■ TASK DESCRIPTION ■
Copy out every line containing the word "ВЬЕТНАМА".

■ INPUT FOR THIS TASK ■
** BEGIN **

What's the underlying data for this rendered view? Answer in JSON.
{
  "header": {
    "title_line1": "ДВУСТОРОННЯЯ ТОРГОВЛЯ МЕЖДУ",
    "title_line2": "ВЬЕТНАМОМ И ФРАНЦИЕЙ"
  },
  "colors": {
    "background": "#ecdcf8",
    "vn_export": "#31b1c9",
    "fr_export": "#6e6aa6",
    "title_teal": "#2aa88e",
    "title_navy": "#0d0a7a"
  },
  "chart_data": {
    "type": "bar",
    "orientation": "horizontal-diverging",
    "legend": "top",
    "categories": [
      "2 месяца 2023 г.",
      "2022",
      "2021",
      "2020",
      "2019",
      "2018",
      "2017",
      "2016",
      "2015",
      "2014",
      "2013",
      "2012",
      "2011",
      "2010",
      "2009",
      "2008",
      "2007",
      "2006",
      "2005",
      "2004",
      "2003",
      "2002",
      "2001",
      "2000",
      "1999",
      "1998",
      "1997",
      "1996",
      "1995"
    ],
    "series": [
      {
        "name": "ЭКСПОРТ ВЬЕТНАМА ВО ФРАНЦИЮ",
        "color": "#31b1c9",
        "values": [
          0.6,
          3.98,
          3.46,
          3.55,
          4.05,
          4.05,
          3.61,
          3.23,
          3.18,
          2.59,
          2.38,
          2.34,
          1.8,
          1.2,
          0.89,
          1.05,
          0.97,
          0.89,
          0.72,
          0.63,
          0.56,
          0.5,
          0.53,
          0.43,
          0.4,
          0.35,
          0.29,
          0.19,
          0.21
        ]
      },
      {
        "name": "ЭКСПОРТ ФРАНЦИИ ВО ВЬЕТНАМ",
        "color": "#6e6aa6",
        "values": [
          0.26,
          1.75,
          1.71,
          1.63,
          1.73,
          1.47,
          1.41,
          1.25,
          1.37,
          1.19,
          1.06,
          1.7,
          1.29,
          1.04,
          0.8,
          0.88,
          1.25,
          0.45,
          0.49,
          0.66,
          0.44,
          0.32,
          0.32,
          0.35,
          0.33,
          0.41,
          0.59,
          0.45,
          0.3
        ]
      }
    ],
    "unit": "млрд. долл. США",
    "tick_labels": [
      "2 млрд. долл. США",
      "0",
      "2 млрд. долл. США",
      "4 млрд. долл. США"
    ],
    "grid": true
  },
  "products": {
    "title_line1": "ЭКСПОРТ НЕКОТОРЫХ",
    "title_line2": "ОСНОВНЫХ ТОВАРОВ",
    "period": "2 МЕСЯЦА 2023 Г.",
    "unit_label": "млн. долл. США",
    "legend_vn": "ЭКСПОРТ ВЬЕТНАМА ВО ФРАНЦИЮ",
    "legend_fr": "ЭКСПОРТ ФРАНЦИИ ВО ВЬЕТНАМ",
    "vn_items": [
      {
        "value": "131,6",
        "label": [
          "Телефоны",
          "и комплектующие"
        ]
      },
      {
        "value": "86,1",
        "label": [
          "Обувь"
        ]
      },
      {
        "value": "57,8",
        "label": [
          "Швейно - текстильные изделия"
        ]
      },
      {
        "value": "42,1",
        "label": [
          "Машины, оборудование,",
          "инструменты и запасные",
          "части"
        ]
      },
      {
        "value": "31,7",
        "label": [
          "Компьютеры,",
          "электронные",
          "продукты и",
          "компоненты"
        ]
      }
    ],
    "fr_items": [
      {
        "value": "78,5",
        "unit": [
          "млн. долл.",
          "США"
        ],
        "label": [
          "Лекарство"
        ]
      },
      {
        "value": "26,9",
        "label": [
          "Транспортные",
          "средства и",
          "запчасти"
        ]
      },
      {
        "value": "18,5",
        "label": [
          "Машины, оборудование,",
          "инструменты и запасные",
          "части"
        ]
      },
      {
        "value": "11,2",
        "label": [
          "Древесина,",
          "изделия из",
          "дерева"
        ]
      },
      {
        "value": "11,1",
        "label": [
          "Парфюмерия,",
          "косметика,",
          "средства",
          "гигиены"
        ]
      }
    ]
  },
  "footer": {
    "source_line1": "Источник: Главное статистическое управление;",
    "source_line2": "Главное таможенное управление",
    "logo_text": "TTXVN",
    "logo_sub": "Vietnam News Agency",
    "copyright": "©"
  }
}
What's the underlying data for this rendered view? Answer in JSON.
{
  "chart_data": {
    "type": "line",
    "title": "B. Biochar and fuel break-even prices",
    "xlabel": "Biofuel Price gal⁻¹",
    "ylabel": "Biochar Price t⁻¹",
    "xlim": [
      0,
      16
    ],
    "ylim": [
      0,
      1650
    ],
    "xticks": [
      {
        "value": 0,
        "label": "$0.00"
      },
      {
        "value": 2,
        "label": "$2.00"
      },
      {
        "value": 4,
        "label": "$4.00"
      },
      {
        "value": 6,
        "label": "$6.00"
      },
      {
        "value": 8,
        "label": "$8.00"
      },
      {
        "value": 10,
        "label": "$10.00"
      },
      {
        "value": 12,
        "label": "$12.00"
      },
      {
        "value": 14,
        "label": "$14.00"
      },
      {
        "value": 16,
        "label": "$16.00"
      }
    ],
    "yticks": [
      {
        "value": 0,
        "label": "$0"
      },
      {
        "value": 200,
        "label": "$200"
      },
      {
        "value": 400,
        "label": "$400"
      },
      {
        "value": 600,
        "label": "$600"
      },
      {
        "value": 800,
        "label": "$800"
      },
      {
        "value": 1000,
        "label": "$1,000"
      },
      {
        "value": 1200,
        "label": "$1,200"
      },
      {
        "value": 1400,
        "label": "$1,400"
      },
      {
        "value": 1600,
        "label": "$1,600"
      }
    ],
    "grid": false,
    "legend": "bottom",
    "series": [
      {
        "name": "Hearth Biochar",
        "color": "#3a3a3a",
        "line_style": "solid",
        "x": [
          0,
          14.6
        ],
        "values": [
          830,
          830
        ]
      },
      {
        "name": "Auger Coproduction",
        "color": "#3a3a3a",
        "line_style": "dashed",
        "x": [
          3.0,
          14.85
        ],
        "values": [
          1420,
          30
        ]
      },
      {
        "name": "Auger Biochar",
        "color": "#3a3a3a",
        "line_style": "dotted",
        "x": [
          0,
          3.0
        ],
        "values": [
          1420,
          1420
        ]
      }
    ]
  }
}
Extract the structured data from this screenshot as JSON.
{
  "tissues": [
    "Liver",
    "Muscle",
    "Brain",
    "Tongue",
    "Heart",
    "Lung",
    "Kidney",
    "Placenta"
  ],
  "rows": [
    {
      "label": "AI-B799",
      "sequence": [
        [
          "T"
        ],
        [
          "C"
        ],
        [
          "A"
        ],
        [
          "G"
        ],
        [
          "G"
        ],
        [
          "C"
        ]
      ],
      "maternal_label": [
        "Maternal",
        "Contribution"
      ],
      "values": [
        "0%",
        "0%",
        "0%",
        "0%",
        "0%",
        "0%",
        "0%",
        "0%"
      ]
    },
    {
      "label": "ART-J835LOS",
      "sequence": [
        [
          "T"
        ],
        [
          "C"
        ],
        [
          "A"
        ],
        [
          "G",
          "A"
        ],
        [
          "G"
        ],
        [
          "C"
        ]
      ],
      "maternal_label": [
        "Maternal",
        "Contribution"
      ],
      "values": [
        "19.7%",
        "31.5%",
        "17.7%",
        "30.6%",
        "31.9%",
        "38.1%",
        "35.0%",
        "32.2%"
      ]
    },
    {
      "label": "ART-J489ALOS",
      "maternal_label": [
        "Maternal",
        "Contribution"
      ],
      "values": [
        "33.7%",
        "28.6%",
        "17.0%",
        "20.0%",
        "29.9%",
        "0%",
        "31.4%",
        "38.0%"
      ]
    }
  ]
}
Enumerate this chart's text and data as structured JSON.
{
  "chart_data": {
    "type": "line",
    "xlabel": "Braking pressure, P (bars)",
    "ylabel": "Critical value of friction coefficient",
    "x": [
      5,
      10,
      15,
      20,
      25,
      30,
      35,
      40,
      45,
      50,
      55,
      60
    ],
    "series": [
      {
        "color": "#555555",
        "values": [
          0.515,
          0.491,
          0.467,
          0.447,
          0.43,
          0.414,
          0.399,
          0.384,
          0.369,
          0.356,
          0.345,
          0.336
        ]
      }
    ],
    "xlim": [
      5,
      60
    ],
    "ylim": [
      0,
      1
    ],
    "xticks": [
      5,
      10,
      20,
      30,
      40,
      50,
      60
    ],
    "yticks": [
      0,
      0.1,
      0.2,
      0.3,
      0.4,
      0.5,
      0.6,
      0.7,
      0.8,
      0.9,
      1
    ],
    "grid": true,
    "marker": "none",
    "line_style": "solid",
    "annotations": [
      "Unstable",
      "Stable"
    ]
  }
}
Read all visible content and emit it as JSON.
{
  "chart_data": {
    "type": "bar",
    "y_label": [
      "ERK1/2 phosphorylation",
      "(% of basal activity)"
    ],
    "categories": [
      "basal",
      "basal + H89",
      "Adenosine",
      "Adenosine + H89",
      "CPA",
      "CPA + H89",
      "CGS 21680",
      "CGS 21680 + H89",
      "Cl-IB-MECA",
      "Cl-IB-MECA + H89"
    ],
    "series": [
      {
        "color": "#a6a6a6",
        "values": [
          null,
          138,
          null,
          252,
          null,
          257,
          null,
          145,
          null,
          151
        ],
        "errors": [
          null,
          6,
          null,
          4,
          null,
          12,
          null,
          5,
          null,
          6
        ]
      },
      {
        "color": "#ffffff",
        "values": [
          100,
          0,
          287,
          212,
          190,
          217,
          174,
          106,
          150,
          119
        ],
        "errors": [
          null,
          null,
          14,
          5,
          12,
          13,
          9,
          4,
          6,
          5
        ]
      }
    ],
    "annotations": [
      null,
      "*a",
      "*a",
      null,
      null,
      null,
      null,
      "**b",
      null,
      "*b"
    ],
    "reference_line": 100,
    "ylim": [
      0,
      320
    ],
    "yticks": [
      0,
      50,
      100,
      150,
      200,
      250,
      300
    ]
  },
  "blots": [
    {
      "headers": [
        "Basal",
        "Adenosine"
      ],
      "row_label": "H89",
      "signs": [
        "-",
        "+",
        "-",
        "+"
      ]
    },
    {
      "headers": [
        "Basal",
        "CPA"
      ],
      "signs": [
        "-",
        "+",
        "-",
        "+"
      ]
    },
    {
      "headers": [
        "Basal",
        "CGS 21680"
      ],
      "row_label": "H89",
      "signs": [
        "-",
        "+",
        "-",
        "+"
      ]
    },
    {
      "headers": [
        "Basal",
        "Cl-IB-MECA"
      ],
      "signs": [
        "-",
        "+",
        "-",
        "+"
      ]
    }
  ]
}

** END **

■ RESULT ■
        "name": "ЭКСПОРТ ВЬЕТНАМА ВО ФРАНЦИЮ",
    "legend_vn": "ЭКСПОРТ ВЬЕТНАМА ВО ФРАНЦИЮ",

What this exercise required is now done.